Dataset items
□ □ □ □ □ □ □

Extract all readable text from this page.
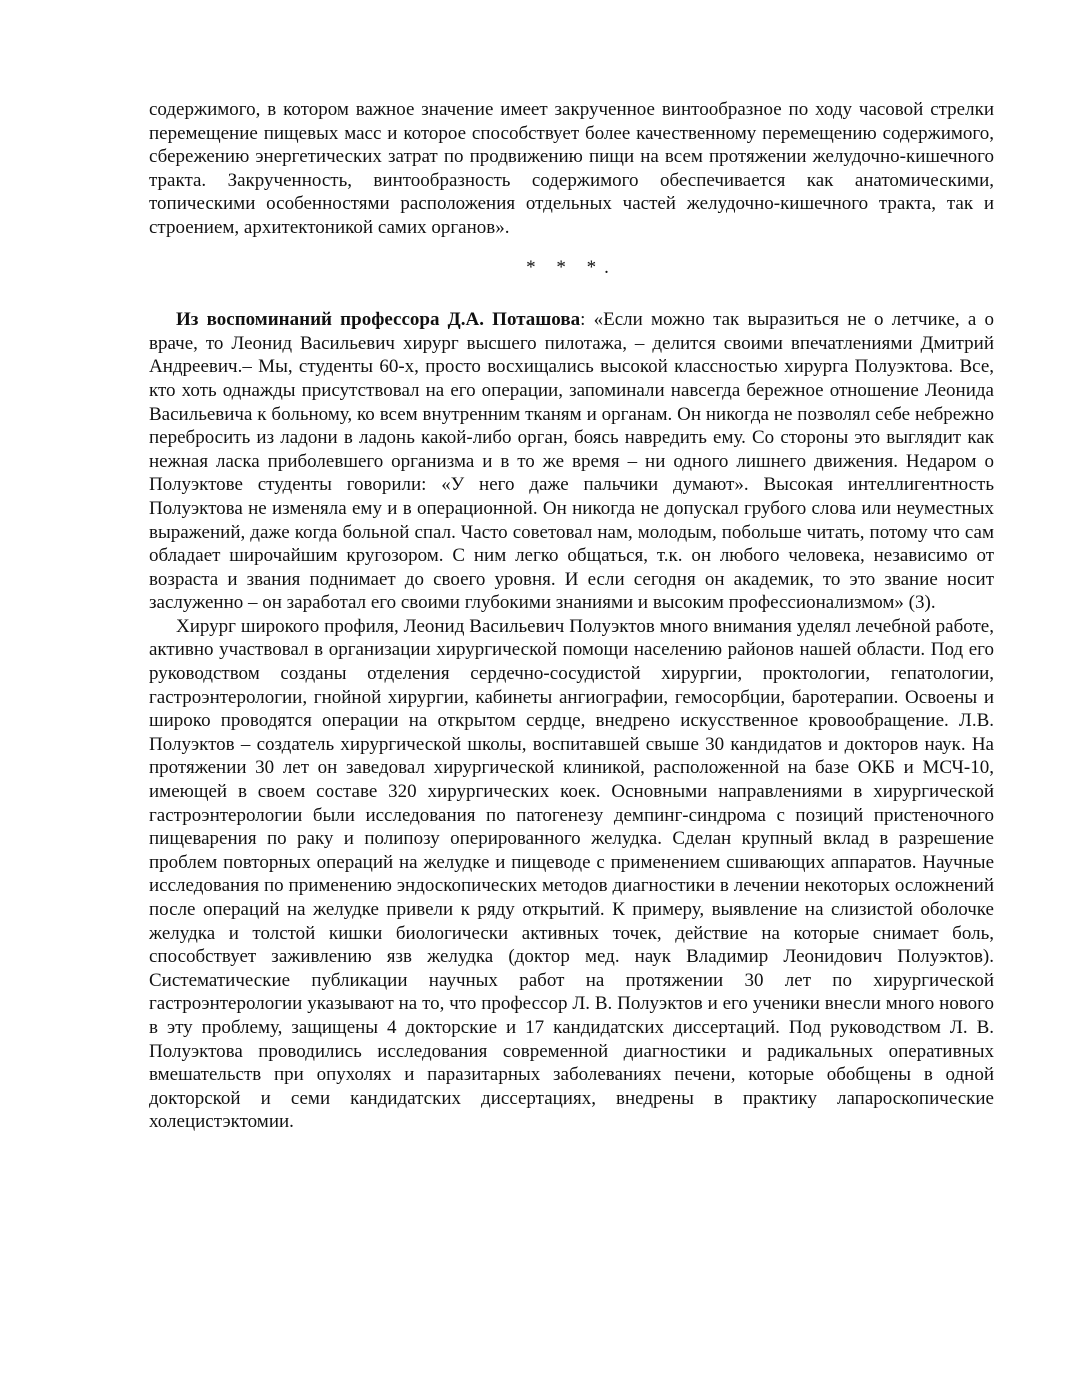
содержимого, в котором важное значение имеет закрученное винтообразное по ходу часовой стрелки перемещение пищевых масс и которое способствует более качественному перемещению содержимого, сбережению энергетических затрат по продвижению пищи на всем протяжении желудочно-кишечного тракта. Закрученность, винтообразность содержимого обеспечивается как анатомическими, топическими особенностями расположения отдельных частей желудочно-кишечного тракта, так и строением, архитектоникой самих органов».

* * *.

Из воспоминаний профессора Д.А. Поташова: «Если можно так выразиться не о летчике, а о враче, то Леонид Васильевич хирург высшего пилотажа, – делится своими впечатлениями Дмитрий Андреевич.– Мы, студенты 60-х, просто восхищались высокой классностью хирурга Полуэктова. Все, кто хоть однажды присутствовал на его операции, запоминали навсегда бережное отношение Леонида Васильевича к больному, ко всем внутренним тканям и органам. Он никогда не позволял себе небрежно перебросить из ладони в ладонь какой-либо орган, боясь навредить ему. Со стороны это выглядит как нежная ласка приболевшего организма и в то же время – ни одного лишнего движения. Недаром о Полуэктове студенты говорили: «У него даже пальчики думают». Высокая интеллигентность Полуэктова не изменяла ему и в операционной. Он никогда не допускал грубого слова или неуместных выражений, даже когда больной спал. Часто советовал нам, молодым, побольше читать, потому что сам обладает широчайшим кругозором. С ним легко общаться, т.к. он любого человека, независимо от возраста и звания поднимает до своего уровня. И если сегодня он академик, то это звание носит заслуженно – он заработал его своими глубокими знаниями и высоким профессионализмом» (3).

Хирург широкого профиля, Леонид Васильевич Полуэктов много внимания уделял лечебной работе, активно участвовал в организации хирургической помощи населению районов нашей области. Под его руководством созданы отделения сердечно-сосудистой хирургии, проктологии, гепатологии, гастроэнтерологии, гнойной хирургии, кабинеты ангиографии, гемосорбции, баротерапии. Освоены и широко проводятся операции на открытом сердце, внедрено искусственное кровообращение. Л.В. Полуэктов – создатель хирургической школы, воспитавшей свыше 30 кандидатов и докторов наук. На протяжении 30 лет он заведовал хирургической клиникой, расположенной на базе ОКБ и МСЧ-10, имеющей в своем составе 320 хирургических коек. Основными направлениями в хирургической гастроэнтерологии были исследования по патогенезу демпинг-синдрома с позиций пристеночного пищеварения по раку и полипозу оперированного желудка. Сделан крупный вклад в разрешение проблем повторных операций на желудке и пищеводе с применением сшивающих аппаратов. Научные исследования по применению эндоскопических методов диагностики в лечении некоторых осложнений после операций на желудке привели к ряду открытий. К примеру, выявление на слизистой оболочке желудка и толстой кишки биологически активных точек, действие на которые снимает боль, способствует заживлению язв желудка (доктор мед. наук Владимир Леонидович Полуэктов). Систематические публикации научных работ на протяжении 30 лет по хирургической гастроэнтерологии указывают на то, что профессор Л. В. Полуэктов и его ученики внесли много нового в эту проблему, защищены 4 докторские и 17 кандидатских диссертаций. Под руководством Л. В. Полуэктова проводились исследования современной диагностики и радикальных оперативных вмешательств при опухолях и паразитарных заболеваниях печени, которые обобщены в одной докторской и семи кандидатских диссертациях, внедрены в практику лапароскопические холецистэктомии.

□ □ □ □ □ □ □

EXERCISE INSTRUCTIONS
Without including any picture, repeat the data exactly.

EXERCISE RESPONSE
Extract all readable text from this page.
содержимого, в котором важное значение имеет закрученное винтообразное по ходу часовой стрелки перемещение пищевых масс и которое способствует более качественному перемещению содержимого, сбережению энергетических затрат по продвижению пищи на всем протяжении желудочно-кишечного тракта. Закрученность, винтообразность содержимого обеспечивается как анатомическими, топическими особенностями расположения отдельных частей желудочно-кишечного тракта, так и строением, архитектоникой самих органов».

* * *.

Из воспоминаний профессора Д.А. Поташова: «Если можно так выразиться не о летчике, а о враче, то Леонид Васильевич хирург высшего пилотажа, – делится своими впечатлениями Дмитрий Андреевич.– Мы, студенты 60-х, просто восхищались высокой классностью хирурга Полуэктова. Все, кто хоть однажды присутствовал на его операции, запоминали навсегда бережное отношение Леонида Васильевича к больному, ко всем внутренним тканям и органам. Он никогда не позволял себе небрежно перебросить из ладони в ладонь какой-либо орган, боясь навредить ему. Со стороны это выглядит как нежная ласка приболевшего организма и в то же время – ни одного лишнего движения. Недаром о Полуэктове студенты говорили: «У него даже пальчики думают». Высокая интеллигентность Полуэктова не изменяла ему и в операционной. Он никогда не допускал грубого слова или неуместных выражений, даже когда больной спал. Часто советовал нам, молодым, побольше читать, потому что сам обладает широчайшим кругозором. С ним легко общаться, т.к. он любого человека, независимо от возраста и звания поднимает до своего уровня. И если сегодня он академик, то это звание носит заслуженно – он заработал его своими глубокими знаниями и высоким профессионализмом» (3).

Хирург широкого профиля, Леонид Васильевич Полуэктов много внимания уделял лечебной работе, активно участвовал в организации хирургической помощи населению районов нашей области. Под его руководством созданы отделения сердечно-сосудистой хирургии, проктологии, гепатологии, гастроэнтерологии, гнойной хирургии, кабинеты ангиографии, гемосорбции, баротерапии. Освоены и широко проводятся операции на открытом сердце, внедрено искусственное кровообращение. Л.В. Полуэктов – создатель хирургической школы, воспитавшей свыше 30 кандидатов и докторов наук. На протяжении 30 лет он заведовал хирургической клиникой, расположенной на базе ОКБ и МСЧ-10, имеющей в своем составе 320 хирургических коек. Основными направлениями в хирургической гастроэнтерологии были исследования по патогенезу демпинг-синдрома с позиций пристеночного пищеварения по раку и полипозу оперированного желудка. Сделан крупный вклад в разрешение проблем повторных операций на желудке и пищеводе с применением сшивающих аппаратов. Научные исследования по применению эндоскопических методов диагностики в лечении некоторых осложнений после операций на желудке привели к ряду открытий. К примеру, выявление на слизистой оболочке желудка и толстой кишки биологически активных точек, действие на которые снимает боль, способствует заживлению язв желудка (доктор мед. наук Владимир Леонидович Полуэктов). Систематические публикации научных работ на протяжении 30 лет по хирургической гастроэнтерологии указывают на то, что профессор Л. В. Полуэктов и его ученики внесли много нового в эту проблему, защищены 4 докторские и 17 кандидатских диссертаций. Под руководством Л. В. Полуэктова проводились исследования современной диагностики и радикальных оперативных вмешательств при опухолях и паразитарных заболеваниях печени, которые обобщены в одной докторской и семи кандидатских диссертациях, внедрены в практику лапароскопические холецистэктомии.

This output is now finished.